___ Data supplied ___
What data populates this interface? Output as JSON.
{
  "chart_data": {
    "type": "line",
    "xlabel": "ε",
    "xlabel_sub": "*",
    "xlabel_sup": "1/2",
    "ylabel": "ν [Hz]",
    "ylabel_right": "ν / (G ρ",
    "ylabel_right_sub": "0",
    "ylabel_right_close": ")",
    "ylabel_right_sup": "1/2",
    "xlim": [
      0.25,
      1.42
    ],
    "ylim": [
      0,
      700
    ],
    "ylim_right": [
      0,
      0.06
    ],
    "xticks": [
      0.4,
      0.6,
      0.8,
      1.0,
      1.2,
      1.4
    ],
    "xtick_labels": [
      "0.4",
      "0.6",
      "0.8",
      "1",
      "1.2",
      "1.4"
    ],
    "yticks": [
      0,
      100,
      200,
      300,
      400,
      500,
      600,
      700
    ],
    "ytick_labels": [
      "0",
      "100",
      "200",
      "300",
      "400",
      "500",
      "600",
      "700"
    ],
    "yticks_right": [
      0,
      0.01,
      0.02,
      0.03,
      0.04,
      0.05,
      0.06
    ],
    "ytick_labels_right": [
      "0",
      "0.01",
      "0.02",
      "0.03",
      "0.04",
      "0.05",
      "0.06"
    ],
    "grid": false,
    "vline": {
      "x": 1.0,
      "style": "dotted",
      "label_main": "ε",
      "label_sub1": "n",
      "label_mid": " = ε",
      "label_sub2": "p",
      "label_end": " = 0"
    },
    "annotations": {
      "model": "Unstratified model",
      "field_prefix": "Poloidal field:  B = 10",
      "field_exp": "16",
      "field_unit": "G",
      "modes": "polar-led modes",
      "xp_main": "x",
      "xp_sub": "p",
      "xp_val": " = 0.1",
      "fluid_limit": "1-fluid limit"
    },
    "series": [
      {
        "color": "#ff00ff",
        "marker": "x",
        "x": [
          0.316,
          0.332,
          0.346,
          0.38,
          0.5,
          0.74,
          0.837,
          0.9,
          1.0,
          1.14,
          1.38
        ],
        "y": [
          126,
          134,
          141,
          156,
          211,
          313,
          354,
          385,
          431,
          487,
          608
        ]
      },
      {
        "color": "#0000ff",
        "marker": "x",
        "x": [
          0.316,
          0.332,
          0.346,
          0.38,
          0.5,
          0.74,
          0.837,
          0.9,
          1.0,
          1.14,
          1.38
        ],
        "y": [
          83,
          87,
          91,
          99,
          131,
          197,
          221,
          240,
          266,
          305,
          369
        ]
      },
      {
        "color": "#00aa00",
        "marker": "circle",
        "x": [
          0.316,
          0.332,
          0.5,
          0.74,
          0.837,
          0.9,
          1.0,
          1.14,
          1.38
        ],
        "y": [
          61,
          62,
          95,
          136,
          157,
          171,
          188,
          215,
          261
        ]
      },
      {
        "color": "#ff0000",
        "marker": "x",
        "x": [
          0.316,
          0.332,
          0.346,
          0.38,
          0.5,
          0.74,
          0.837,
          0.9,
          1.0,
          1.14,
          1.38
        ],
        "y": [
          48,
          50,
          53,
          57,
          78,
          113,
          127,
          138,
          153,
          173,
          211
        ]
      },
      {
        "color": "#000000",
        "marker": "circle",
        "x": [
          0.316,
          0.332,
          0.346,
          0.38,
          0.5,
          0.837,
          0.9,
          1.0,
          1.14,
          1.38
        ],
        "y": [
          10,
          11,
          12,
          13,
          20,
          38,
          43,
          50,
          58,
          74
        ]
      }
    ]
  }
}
___
#### Brief
Copy each line of the data above that holds "color".

#### Task output
        "color": "#ff00ff",
        "color": "#0000ff",
        "color": "#00aa00",
        "color": "#ff0000",
        "color": "#000000",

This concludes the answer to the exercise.